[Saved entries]

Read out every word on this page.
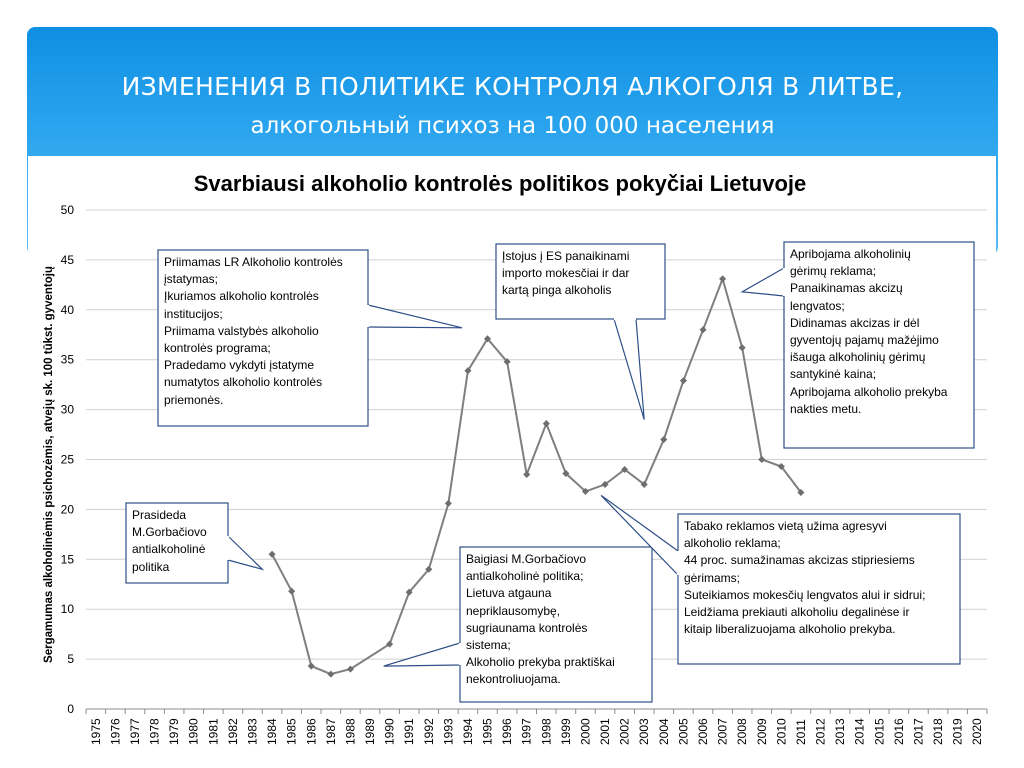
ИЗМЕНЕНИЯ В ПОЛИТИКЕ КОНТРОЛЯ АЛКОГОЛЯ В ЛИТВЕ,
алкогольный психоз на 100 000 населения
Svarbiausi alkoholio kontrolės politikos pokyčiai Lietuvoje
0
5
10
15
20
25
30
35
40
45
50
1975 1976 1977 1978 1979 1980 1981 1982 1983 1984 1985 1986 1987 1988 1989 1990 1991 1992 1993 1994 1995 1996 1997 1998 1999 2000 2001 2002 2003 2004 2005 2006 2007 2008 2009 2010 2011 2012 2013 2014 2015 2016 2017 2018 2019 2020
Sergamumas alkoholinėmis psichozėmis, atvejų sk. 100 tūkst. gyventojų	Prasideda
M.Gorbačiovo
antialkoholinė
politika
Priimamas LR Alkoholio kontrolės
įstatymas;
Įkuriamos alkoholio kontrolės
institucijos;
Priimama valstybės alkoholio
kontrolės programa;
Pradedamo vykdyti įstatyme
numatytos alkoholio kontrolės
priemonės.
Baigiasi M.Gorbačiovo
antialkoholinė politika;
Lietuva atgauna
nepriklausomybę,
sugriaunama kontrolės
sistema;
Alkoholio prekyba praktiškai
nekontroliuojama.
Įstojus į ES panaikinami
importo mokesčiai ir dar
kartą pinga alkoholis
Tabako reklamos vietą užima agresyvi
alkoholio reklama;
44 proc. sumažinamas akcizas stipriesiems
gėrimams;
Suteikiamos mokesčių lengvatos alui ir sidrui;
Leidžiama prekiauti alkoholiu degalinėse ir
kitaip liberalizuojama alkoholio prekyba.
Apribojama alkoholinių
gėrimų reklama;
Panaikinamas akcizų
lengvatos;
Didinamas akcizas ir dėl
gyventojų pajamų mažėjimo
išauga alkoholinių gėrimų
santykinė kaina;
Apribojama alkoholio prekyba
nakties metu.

Direction:
Copy out all of the material exactly as written, without its pictures.

The answer:
Read out every word on this page.
ИЗМЕНЕНИЯ В ПОЛИТИКЕ КОНТРОЛЯ АЛКОГОЛЯ В ЛИТВЕ,
алкогольный психоз на 100 000 населения
Svarbiausi alkoholio kontrolės politikos pokyčiai Lietuvoje
0
5
10
15
20
25
30
35
40
45
50
1975 1976 1977 1978 1979 1980 1981 1982 1983 1984 1985 1986 1987 1988 1989 1990 1991 1992 1993 1994 1995 1996 1997 1998 1999 2000 2001 2002 2003 2004 2005 2006 2007 2008 2009 2010 2011 2012 2013 2014 2015 2016 2017 2018 2019 2020
Sergamumas alkoholinėmis psichozėmis, atvejų sk. 100 tūkst. gyventojų	Prasideda
M.Gorbačiovo
antialkoholinė
politika
Priimamas LR Alkoholio kontrolės
įstatymas;
Įkuriamos alkoholio kontrolės
institucijos;
Priimama valstybės alkoholio
kontrolės programa;
Pradedamo vykdyti įstatyme
numatytos alkoholio kontrolės
priemonės.
Baigiasi M.Gorbačiovo
antialkoholinė politika;
Lietuva atgauna
nepriklausomybę,
sugriaunama kontrolės
sistema;
Alkoholio prekyba praktiškai
nekontroliuojama.
Įstojus į ES panaikinami
importo mokesčiai ir dar
kartą pinga alkoholis
Tabako reklamos vietą užima agresyvi
alkoholio reklama;
44 proc. sumažinamas akcizas stipriesiems
gėrimams;
Suteikiamos mokesčių lengvatos alui ir sidrui;
Leidžiama prekiauti alkoholiu degalinėse ir
kitaip liberalizuojama alkoholio prekyba.
Apribojama alkoholinių
gėrimų reklama;
Panaikinamas akcizų
lengvatos;
Didinamas akcizas ir dėl
gyventojų pajamų mažėjimo
išauga alkoholinių gėrimų
santykinė kaina;
Apribojama alkoholio prekyba
nakties metu.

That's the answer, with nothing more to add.